Problems and tasks:
- a) Answer these questions using the fig preserve recipe:
(i) What spirit was used in the recipe this one was adapted from?
(ii) What were the dry figs soaked in overnight?
(iii) How many pints does the recipe make?
- b) Gather every line of the records that contains the word "control", and copy each one in full.

Extracted text:

--------

Fig Preserve with Port
My Dad asked if I was adding sherry to my fig jam. I hadn’t thought of it, but then again, I poached the pears that way last year and believe it would be delicious. I adopted this Fig Preserve from Hunter-Angler-Gardner-Cook that had been made with ouzo. I had port on hand, incase you’re wondering why I used neither suggestion.
The authors notes are particularly interesting, although I did choose to leave out the citric acid. I didn’t have fresh, so I started with dry figs that were soaked over night in apple-pectin water:
I add a little salt and bay leaves to this recipe to make it a little more complex. It is still sweet enough for a breakfast spread, but the herbal note from the bay lets this jam come into the dinner menu, too. The citric acid adds a little zing to the jam, and it helps preserve it, too. You can find it online or through beer brewing shops. Makes 3 pints. It should last at least a year.
This makes a loose jam. The skins of the figs tend to stay the same size no matter how long you cook them, so be mindful when you are chopping — you don’t want big hunks of fig skin in the jam when you’re trying to spread it on toast, do you?
- 4 pounds figs
- Zest and juice of two lemons, washed in warm-soapy water to remove any wax
- 1 tsp. citric acid (optional – I omitted)
- 1 tsp sea salt
- 4 cups sugar (I used organic cane sugar)

--------

[Stored items]
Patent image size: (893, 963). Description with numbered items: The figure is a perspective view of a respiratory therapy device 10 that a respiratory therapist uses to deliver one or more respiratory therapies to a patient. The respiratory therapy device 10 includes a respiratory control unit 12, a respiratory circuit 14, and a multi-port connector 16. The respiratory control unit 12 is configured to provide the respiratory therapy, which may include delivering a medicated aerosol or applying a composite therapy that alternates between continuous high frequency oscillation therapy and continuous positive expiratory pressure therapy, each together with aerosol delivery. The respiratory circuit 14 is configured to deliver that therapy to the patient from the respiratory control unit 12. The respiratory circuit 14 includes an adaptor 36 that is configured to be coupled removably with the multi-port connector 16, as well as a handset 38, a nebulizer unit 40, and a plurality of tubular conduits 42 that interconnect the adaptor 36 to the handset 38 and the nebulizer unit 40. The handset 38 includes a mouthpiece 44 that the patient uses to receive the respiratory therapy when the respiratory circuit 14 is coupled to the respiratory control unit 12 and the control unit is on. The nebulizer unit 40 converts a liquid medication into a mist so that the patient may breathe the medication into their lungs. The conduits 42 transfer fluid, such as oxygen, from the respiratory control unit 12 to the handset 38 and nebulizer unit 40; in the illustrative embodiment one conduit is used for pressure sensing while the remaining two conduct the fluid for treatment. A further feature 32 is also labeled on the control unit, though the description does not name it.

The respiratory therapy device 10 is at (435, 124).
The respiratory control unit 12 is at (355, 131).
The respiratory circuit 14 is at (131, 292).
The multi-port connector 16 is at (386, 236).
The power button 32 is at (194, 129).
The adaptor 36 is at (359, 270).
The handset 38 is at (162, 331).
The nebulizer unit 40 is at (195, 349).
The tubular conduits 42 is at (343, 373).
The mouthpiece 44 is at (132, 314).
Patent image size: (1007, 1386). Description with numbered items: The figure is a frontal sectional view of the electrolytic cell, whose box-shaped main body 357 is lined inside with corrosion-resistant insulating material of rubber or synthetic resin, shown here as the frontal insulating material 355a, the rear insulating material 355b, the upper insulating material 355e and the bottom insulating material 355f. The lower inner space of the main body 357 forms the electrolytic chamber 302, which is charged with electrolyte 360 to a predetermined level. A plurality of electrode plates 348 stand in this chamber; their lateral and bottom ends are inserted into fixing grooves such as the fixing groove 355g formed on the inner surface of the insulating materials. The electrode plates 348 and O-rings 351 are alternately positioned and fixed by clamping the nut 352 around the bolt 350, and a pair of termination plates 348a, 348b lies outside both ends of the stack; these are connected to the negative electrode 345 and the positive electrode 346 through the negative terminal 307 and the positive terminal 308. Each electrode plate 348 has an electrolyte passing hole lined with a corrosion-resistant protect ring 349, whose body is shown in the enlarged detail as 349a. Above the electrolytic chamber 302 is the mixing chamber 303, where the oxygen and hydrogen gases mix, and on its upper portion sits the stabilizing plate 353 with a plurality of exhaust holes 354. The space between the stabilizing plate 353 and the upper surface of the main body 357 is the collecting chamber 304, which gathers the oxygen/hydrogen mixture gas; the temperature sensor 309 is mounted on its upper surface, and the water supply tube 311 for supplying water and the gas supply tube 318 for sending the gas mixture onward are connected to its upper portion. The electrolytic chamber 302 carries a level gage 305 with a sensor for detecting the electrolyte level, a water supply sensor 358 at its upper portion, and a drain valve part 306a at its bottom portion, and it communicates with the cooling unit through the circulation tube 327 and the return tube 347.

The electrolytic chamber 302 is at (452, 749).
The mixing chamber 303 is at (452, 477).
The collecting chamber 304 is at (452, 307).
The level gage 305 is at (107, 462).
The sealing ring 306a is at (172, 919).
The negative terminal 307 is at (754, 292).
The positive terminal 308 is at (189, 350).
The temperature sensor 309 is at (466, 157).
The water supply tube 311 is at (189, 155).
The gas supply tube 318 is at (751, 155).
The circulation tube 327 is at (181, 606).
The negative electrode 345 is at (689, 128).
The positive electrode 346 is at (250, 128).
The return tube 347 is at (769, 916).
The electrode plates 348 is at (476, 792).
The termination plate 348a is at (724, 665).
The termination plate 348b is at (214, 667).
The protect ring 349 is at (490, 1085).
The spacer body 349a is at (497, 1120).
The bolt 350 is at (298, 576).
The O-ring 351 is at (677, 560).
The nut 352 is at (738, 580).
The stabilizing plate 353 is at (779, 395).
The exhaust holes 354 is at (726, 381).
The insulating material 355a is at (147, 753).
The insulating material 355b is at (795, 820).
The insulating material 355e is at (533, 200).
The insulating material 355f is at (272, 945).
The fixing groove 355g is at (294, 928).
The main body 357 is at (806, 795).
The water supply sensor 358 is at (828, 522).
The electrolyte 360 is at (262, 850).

--------

Answers to the tasks:
- a)
(i) Ouzo
(ii) Apple-pectin water
(iii) 3 pints

- b)
Patent image size: (893, 963). Description with numbered items: The figure is a perspective view of a respiratory therapy device 10 that a respiratory therapist uses to deliver one or more respiratory therapies to a patient. The respiratory therapy device 10 includes a respiratory control unit 12, a respiratory circuit 14, and a multi-port connector 16. The respiratory control unit 12 is configured to provide the respiratory therapy, which may include delivering a medicated aerosol or applying a composite therapy that alternates between continuous high frequency oscillation therapy and continuous positive expiratory pressure therapy, each together with aerosol delivery. The respiratory circuit 14 is configured to deliver that therapy to the patient from the respiratory control unit 12. The respiratory circuit 14 includes an adaptor 36 that is configured to be coupled removably with the multi-port connector 16, as well as a handset 38, a nebulizer unit 40, and a plurality of tubular conduits 42 that interconnect the adaptor 36 to the handset 38 and the nebulizer unit 40. The handset 38 includes a mouthpiece 44 that the patient uses to receive the respiratory therapy when the respiratory circuit 14 is coupled to the respiratory control unit 12 and the control unit is on. The nebulizer unit 40 converts a liquid medication into a mist so that the patient may breathe the medication into their lungs. The conduits 42 transfer fluid, such as oxygen, from the respiratory control unit 12 to the handset 38 and nebulizer unit 40; in the illustrative embodiment one conduit is used for pressure sensing while the remaining two conduct the fluid for treatment. A further feature 32 is also labeled on the control unit, though the description does not name it.
The respiratory control unit 12 is at (355, 131).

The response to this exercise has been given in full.